What is needed
Search the data for the string "popsfernandezofficial" and extract every line where it appears.

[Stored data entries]
▬▬▬
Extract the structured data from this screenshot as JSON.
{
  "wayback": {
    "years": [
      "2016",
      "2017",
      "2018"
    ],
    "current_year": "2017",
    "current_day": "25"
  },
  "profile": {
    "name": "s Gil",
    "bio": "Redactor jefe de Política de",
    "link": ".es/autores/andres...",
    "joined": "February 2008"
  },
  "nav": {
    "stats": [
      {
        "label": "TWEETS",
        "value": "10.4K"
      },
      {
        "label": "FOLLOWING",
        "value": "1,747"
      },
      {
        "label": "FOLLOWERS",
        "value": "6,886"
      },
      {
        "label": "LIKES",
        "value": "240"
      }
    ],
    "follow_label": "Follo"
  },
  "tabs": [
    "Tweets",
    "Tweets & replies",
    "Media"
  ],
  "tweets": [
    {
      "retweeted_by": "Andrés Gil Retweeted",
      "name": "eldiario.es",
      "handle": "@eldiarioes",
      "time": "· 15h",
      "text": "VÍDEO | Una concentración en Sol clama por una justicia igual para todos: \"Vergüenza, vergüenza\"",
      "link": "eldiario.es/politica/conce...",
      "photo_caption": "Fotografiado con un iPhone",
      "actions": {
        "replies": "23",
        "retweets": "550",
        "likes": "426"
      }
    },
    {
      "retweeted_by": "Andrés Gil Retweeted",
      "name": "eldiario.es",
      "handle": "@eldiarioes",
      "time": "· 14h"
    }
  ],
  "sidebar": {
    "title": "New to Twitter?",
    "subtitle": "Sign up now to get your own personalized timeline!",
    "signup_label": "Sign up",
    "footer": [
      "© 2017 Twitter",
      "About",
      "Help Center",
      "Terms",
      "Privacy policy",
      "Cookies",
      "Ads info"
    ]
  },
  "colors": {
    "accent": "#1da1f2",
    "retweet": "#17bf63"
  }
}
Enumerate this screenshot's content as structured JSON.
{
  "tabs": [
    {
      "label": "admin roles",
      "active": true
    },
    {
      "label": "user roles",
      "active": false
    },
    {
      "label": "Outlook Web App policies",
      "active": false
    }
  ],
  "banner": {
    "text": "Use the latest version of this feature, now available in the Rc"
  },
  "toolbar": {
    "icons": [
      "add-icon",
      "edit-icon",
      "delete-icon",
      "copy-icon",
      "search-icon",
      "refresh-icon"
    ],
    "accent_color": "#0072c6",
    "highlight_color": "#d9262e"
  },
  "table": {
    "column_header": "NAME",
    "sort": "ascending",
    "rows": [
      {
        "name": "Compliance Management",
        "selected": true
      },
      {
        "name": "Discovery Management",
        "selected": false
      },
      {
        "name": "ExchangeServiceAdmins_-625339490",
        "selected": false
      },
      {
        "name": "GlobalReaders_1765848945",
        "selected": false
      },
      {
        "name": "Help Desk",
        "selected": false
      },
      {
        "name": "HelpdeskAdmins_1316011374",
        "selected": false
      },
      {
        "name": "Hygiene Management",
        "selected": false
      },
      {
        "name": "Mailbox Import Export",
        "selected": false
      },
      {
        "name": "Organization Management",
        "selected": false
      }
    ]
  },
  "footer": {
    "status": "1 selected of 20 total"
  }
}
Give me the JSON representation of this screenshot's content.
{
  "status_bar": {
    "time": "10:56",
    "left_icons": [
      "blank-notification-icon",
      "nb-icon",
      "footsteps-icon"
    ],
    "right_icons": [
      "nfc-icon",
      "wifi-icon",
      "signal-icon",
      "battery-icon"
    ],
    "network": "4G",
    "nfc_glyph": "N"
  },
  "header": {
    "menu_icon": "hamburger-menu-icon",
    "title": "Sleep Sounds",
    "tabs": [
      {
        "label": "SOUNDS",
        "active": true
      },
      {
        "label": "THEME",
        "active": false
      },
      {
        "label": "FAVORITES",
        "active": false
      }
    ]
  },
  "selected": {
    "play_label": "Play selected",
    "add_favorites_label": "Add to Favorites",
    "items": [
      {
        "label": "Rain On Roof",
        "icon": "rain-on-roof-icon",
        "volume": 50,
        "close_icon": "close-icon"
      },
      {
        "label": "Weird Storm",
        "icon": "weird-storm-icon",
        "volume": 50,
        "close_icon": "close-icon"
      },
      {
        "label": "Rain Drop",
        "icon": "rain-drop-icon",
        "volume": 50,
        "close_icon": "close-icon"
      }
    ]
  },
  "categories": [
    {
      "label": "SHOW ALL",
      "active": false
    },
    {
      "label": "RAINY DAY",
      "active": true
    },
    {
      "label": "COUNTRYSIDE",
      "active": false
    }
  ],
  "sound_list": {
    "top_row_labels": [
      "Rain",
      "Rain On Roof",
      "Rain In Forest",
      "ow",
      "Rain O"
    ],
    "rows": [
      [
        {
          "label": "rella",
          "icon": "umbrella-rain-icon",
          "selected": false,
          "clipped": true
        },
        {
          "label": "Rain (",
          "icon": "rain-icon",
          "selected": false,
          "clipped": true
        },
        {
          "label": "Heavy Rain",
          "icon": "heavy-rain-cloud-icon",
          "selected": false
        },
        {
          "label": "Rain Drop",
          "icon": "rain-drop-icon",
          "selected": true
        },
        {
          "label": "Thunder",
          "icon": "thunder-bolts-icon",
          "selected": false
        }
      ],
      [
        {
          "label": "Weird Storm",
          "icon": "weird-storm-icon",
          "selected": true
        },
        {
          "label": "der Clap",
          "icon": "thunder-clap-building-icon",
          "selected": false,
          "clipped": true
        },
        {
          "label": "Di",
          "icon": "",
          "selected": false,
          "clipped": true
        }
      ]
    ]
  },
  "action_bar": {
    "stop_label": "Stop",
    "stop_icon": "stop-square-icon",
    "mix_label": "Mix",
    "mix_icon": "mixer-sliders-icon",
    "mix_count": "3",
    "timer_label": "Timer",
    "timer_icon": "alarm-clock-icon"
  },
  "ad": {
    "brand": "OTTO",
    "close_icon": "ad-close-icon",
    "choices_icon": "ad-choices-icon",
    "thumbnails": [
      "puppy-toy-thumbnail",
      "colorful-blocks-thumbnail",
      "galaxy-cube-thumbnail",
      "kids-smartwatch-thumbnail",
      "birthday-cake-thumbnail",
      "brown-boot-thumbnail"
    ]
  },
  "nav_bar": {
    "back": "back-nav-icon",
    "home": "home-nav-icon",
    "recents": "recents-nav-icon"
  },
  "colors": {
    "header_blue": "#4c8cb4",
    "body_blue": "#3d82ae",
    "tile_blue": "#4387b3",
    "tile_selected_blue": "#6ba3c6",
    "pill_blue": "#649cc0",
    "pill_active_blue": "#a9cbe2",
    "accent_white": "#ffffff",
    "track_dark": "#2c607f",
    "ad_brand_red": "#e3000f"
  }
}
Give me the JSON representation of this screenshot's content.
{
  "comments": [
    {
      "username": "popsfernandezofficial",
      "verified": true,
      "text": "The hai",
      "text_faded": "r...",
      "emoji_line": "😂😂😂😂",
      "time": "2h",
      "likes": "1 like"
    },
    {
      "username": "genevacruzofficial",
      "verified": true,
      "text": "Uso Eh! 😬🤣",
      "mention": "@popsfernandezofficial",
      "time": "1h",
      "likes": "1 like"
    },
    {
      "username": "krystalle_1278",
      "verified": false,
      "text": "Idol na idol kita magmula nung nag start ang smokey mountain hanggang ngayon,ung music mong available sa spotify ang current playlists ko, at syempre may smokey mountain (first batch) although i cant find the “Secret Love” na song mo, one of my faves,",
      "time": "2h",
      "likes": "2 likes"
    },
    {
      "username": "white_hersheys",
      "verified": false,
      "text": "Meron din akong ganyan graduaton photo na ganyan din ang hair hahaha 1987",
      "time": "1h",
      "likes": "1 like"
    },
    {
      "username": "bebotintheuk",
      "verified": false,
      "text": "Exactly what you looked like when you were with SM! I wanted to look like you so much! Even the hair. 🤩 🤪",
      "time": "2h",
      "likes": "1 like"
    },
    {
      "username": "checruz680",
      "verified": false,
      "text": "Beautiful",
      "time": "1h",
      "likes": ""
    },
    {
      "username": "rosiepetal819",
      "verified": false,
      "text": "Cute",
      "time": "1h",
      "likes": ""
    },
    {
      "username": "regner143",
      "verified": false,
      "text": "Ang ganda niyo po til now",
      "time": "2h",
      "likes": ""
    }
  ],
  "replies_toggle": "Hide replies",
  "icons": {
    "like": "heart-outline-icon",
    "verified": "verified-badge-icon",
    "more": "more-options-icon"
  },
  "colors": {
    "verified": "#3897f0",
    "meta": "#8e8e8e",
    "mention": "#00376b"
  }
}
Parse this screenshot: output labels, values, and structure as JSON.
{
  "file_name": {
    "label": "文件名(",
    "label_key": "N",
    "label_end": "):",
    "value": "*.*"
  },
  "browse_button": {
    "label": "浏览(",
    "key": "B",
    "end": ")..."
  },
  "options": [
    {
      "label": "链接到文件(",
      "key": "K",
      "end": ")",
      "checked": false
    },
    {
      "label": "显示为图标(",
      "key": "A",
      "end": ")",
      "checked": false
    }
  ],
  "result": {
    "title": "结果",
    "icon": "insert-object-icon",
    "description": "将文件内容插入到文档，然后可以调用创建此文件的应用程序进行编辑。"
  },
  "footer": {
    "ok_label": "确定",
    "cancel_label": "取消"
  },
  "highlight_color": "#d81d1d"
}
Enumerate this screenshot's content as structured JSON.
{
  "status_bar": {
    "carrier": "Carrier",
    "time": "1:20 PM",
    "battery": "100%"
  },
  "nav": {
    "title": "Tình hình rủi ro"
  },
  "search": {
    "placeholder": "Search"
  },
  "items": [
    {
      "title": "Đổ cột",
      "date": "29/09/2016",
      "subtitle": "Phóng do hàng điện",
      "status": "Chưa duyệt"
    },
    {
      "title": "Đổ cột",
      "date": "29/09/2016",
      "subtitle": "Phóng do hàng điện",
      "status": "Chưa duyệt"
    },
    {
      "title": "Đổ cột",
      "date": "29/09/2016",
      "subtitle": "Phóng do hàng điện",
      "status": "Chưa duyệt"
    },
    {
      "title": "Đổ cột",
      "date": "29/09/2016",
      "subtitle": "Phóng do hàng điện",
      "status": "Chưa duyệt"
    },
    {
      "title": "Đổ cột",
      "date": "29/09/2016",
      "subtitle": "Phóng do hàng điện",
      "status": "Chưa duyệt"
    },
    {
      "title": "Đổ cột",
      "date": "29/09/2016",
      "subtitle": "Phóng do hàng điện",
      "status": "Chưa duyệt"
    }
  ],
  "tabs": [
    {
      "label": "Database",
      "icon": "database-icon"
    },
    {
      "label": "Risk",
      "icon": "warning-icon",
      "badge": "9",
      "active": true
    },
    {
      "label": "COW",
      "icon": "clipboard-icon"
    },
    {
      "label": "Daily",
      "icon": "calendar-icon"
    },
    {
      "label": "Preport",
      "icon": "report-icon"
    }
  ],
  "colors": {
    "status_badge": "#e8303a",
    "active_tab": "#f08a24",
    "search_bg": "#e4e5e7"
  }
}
▬▬▬
Response to this task
      "username": "popsfernandezofficial",
      "mention": "@popsfernandezofficial",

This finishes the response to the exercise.